SET EXERCISE: For the listing below, give the count of lines containing "name", and no other text.
· · · ·
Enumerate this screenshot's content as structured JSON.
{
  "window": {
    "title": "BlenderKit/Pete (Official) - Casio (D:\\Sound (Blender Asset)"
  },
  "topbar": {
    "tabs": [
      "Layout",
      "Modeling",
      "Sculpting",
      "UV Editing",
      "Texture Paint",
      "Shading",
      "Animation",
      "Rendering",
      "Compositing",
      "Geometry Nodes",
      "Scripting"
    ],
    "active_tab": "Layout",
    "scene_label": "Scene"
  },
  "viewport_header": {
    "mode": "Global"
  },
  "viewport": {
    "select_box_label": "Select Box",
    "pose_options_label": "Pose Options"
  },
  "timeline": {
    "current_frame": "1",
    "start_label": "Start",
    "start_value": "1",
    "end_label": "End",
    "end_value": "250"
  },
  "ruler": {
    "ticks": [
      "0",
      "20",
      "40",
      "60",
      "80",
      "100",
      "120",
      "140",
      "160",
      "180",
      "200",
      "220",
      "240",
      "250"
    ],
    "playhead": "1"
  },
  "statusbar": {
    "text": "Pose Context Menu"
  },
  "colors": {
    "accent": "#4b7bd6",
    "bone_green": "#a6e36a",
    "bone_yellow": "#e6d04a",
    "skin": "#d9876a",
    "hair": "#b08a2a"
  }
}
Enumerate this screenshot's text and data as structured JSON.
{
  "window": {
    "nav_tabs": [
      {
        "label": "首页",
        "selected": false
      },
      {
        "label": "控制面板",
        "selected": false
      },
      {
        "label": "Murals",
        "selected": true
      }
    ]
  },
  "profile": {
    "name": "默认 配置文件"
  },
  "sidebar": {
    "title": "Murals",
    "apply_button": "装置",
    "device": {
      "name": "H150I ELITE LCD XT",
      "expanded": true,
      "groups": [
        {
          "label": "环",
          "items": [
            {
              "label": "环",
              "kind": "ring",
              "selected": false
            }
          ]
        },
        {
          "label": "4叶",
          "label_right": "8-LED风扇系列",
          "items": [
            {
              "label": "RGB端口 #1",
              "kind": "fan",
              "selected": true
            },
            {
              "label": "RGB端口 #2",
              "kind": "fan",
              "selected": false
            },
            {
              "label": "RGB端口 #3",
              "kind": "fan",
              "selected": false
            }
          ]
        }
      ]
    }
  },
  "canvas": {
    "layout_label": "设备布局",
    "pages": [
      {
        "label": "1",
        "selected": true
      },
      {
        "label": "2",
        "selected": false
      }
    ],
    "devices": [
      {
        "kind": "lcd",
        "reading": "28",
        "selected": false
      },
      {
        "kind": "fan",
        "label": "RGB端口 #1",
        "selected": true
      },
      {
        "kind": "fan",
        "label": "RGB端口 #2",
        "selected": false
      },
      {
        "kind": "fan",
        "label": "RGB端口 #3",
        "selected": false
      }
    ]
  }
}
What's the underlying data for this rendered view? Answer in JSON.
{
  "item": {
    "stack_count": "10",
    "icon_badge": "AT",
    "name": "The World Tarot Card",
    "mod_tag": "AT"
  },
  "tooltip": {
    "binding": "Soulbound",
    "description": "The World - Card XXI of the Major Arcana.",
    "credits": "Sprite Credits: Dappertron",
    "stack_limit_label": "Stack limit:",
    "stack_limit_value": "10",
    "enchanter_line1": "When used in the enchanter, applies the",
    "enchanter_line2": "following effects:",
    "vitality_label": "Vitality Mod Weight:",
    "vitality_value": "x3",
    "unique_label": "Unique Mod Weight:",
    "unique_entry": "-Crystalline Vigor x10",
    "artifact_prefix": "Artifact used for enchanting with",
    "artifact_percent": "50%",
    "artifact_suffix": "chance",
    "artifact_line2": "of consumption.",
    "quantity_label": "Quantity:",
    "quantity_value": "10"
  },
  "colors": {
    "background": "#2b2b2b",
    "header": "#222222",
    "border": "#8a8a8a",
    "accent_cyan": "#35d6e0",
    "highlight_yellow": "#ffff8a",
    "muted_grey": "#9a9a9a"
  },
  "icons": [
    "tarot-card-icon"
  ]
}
· · · ·
ANSWER TO THIS TASK: 3